THE PROBLEM. Check each line of the material below for "rank". Report how many have it, with no other words.

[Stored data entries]
◆ ◆ ◆

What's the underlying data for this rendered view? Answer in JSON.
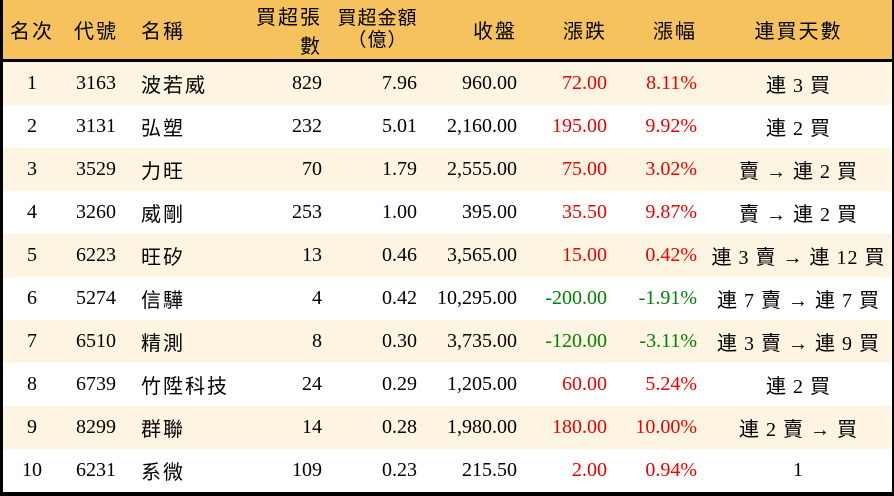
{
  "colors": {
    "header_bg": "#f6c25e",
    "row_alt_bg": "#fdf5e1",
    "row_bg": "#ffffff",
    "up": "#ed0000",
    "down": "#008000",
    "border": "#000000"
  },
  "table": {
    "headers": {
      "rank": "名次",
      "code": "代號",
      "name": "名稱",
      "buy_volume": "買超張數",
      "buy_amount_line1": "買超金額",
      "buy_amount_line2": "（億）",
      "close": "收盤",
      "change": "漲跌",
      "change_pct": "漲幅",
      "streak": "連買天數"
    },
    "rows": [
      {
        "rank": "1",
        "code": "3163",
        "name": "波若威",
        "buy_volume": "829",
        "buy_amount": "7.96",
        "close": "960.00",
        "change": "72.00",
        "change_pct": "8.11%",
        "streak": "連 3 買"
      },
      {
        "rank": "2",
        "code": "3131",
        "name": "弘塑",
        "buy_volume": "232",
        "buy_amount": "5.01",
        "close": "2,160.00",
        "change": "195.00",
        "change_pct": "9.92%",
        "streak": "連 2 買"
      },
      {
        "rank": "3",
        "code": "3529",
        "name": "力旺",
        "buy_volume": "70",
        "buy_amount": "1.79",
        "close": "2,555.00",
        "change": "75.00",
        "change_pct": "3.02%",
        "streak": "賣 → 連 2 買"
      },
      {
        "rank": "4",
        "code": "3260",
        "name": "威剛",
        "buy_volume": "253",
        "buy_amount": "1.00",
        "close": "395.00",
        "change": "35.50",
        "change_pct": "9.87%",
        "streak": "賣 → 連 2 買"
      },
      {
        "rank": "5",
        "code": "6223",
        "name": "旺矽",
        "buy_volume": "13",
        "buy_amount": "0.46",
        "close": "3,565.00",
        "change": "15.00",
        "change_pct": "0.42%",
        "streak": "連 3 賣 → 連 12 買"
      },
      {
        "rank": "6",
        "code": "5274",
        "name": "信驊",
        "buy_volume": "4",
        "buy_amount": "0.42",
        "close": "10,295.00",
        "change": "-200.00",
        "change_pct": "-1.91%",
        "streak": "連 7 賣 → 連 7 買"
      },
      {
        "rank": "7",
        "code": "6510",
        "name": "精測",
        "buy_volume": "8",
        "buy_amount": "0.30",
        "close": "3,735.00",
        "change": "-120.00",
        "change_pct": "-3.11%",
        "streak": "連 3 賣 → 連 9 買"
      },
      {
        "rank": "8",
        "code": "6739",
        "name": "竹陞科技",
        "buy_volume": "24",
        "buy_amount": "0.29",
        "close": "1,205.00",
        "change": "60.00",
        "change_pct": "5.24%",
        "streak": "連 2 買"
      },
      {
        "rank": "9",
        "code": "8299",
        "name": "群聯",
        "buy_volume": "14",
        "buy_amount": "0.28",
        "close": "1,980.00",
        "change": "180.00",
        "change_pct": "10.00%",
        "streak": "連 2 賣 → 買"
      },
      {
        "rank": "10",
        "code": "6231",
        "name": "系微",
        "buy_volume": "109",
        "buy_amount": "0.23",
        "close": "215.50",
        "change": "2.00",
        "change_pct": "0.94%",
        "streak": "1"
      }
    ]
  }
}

◆ ◆ ◆

SOLUTION FOR THIS EXERCISE. 11